Count the lines in the records below that contain the word "this", and give only that number.
+++ DATASET RECORDS
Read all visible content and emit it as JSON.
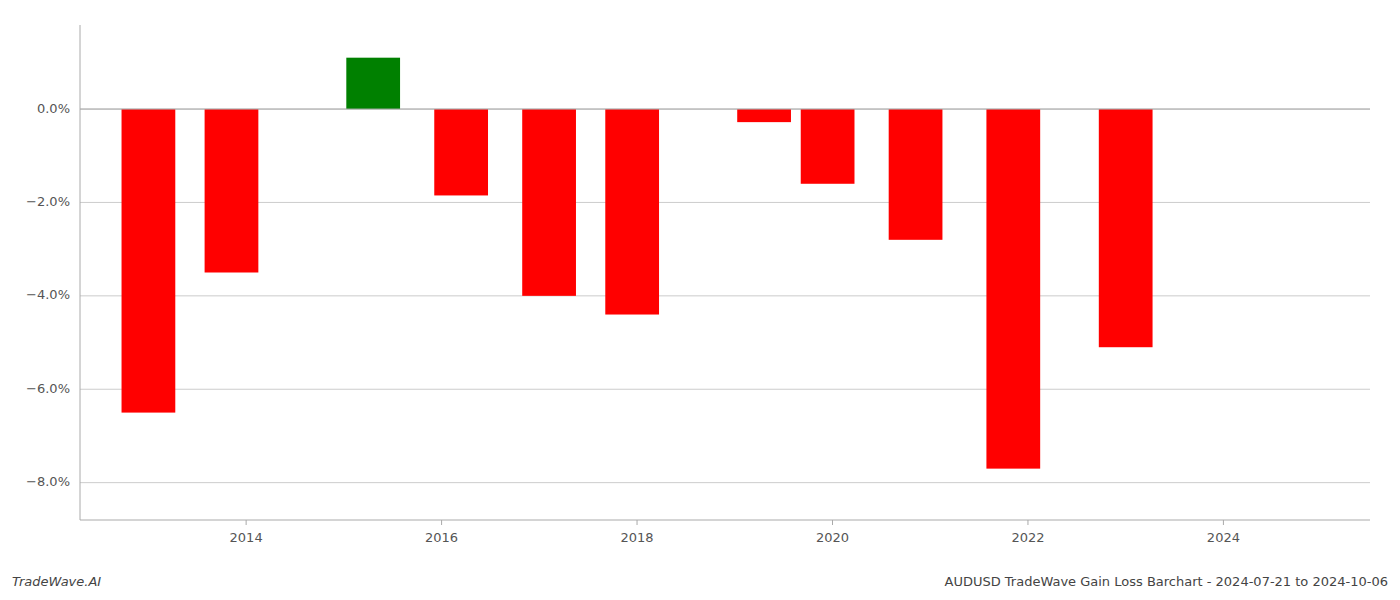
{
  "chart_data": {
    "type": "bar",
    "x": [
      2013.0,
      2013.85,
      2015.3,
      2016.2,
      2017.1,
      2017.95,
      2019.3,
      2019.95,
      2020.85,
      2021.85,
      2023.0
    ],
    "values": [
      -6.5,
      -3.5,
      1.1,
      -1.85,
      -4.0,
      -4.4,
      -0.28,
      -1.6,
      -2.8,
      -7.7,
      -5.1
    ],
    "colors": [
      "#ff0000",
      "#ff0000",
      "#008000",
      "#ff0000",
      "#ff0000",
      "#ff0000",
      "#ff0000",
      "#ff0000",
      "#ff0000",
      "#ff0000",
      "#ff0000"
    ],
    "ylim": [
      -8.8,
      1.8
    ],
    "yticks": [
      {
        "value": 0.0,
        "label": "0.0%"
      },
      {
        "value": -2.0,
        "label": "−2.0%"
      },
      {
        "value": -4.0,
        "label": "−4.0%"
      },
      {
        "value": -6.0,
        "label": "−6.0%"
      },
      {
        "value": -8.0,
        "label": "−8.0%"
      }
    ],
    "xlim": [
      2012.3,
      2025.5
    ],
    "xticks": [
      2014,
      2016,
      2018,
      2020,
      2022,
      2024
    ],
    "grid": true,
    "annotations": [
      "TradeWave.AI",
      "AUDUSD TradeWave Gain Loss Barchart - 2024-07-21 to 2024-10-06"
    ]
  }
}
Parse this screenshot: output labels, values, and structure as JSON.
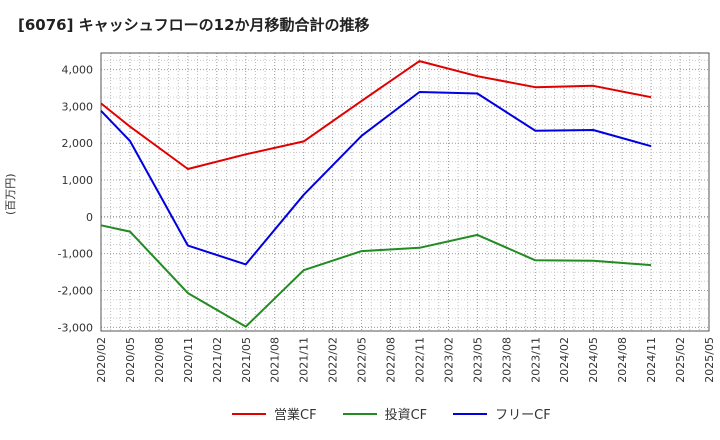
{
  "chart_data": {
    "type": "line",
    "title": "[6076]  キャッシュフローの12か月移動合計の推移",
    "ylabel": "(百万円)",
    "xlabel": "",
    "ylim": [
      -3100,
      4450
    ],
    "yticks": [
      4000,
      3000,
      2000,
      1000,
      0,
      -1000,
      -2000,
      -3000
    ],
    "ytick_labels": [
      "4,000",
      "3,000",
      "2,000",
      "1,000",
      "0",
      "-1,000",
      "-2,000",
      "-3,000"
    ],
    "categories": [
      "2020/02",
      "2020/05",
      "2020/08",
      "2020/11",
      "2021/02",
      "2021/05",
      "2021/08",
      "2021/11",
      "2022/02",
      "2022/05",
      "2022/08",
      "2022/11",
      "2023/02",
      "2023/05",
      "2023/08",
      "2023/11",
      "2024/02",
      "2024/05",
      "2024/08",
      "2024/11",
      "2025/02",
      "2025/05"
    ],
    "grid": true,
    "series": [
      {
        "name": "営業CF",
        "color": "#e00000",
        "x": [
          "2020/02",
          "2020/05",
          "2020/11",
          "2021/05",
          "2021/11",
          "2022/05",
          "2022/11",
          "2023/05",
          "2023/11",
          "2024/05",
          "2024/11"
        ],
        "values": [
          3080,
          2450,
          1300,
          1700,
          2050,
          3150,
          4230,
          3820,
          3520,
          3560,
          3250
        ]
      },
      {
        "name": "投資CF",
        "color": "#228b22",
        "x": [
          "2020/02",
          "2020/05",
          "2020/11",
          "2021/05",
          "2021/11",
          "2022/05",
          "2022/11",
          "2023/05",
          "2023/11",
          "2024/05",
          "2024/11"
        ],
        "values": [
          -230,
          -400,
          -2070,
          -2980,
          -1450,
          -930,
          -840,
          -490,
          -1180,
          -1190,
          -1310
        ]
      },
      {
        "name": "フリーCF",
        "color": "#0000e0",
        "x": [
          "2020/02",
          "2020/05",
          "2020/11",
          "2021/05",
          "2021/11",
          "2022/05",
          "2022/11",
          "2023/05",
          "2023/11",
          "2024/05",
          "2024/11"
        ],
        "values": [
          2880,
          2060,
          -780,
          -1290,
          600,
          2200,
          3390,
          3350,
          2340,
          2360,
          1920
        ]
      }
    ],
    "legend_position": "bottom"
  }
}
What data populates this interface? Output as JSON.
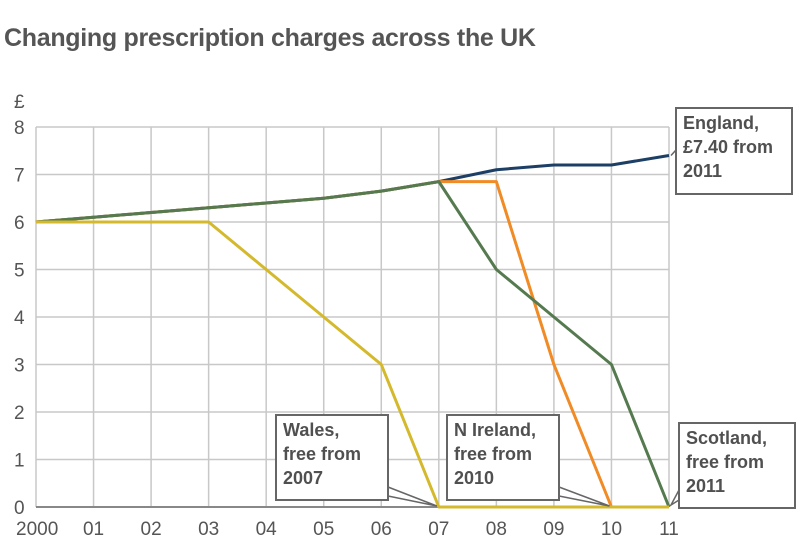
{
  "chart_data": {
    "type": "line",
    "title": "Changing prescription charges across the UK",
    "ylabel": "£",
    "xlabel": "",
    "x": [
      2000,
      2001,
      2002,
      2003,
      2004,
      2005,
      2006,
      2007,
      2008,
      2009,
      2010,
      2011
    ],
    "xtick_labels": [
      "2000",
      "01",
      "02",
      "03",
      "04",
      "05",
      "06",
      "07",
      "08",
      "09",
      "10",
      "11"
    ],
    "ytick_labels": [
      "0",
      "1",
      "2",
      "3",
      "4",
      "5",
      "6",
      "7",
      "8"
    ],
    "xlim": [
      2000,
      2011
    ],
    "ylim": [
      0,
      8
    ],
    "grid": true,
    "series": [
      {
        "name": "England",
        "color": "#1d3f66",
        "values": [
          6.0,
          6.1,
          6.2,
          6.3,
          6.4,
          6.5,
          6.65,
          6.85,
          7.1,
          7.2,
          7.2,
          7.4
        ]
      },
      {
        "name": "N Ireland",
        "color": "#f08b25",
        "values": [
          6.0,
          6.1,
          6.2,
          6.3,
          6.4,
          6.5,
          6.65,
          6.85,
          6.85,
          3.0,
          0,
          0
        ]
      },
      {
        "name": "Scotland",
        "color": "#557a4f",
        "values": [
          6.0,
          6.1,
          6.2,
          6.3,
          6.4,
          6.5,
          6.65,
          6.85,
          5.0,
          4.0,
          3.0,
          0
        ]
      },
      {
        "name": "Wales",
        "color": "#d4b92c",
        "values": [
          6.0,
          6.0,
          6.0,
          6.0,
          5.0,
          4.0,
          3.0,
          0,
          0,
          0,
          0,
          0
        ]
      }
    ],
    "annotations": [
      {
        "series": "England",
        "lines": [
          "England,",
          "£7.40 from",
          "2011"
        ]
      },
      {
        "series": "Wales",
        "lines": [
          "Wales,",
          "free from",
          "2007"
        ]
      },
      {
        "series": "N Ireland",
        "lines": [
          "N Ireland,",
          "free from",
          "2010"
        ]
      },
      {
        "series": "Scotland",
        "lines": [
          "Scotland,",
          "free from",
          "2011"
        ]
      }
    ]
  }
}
++++++
EXERCISE ANSWER: 2